__GOAL__
Scan each line of the records for the word "Término" and extract the ones that have it.

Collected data
┏━━

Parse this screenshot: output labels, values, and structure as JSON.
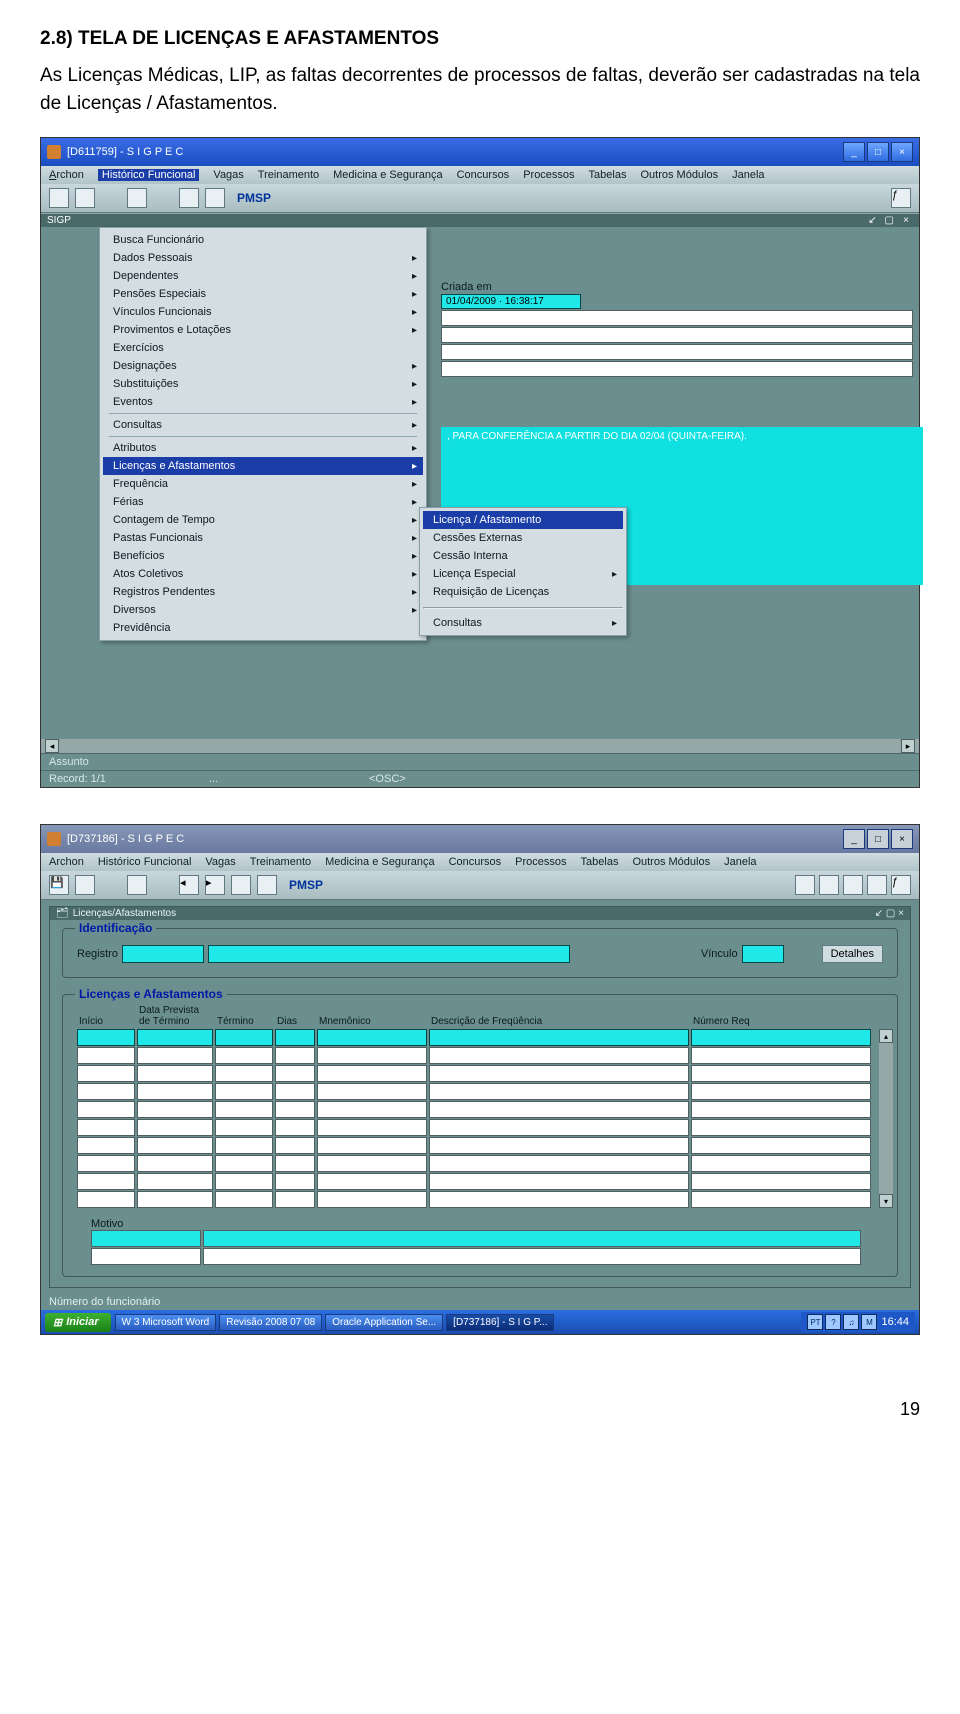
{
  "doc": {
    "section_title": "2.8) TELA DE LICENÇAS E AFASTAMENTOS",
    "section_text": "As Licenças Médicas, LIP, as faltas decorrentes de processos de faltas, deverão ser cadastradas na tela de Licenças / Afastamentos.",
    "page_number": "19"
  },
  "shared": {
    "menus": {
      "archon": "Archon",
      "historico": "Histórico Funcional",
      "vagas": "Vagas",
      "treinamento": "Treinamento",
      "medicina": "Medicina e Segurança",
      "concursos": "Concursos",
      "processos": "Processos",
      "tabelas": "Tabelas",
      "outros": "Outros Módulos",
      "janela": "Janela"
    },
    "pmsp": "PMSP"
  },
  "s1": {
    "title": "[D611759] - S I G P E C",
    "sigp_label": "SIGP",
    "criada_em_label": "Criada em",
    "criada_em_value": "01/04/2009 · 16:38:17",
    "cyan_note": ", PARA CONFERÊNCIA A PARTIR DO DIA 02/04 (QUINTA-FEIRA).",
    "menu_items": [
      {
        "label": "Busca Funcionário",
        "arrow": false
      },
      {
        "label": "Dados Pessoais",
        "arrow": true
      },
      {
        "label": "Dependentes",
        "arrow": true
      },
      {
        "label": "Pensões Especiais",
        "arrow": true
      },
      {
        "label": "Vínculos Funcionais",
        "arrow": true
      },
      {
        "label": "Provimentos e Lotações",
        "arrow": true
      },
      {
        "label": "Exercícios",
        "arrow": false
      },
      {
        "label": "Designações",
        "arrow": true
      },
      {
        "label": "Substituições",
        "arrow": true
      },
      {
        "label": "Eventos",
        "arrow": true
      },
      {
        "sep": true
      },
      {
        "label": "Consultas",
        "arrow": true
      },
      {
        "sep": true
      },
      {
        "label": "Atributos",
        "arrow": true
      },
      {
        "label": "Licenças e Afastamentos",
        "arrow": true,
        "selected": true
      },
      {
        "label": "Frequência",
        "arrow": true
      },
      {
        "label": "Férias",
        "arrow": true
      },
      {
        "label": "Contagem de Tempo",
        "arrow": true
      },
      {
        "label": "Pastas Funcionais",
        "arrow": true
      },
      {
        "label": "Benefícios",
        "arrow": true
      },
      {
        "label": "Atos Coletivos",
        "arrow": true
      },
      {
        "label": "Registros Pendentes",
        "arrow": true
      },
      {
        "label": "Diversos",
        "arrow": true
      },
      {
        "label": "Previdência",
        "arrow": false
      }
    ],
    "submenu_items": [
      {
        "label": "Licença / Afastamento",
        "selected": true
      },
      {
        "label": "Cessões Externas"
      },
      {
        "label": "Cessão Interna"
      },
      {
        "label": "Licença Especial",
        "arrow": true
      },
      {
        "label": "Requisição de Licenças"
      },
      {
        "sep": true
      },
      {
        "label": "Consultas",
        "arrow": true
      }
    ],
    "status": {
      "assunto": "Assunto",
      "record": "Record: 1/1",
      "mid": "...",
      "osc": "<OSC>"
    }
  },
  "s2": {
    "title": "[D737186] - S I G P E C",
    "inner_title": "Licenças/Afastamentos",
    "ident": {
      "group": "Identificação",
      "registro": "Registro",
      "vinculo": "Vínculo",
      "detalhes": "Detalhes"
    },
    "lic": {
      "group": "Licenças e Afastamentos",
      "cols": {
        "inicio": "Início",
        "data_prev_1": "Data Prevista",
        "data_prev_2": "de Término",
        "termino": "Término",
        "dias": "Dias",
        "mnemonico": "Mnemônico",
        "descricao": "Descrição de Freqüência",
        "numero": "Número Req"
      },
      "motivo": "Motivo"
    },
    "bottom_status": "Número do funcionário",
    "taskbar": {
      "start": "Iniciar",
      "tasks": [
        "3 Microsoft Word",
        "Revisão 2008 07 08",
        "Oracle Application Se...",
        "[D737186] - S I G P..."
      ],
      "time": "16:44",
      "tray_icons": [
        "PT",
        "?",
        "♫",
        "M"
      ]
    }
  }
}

┗━━

__RESULT OF THE TASK__
        "data_prev_2": "de Término",
        "termino": "Término",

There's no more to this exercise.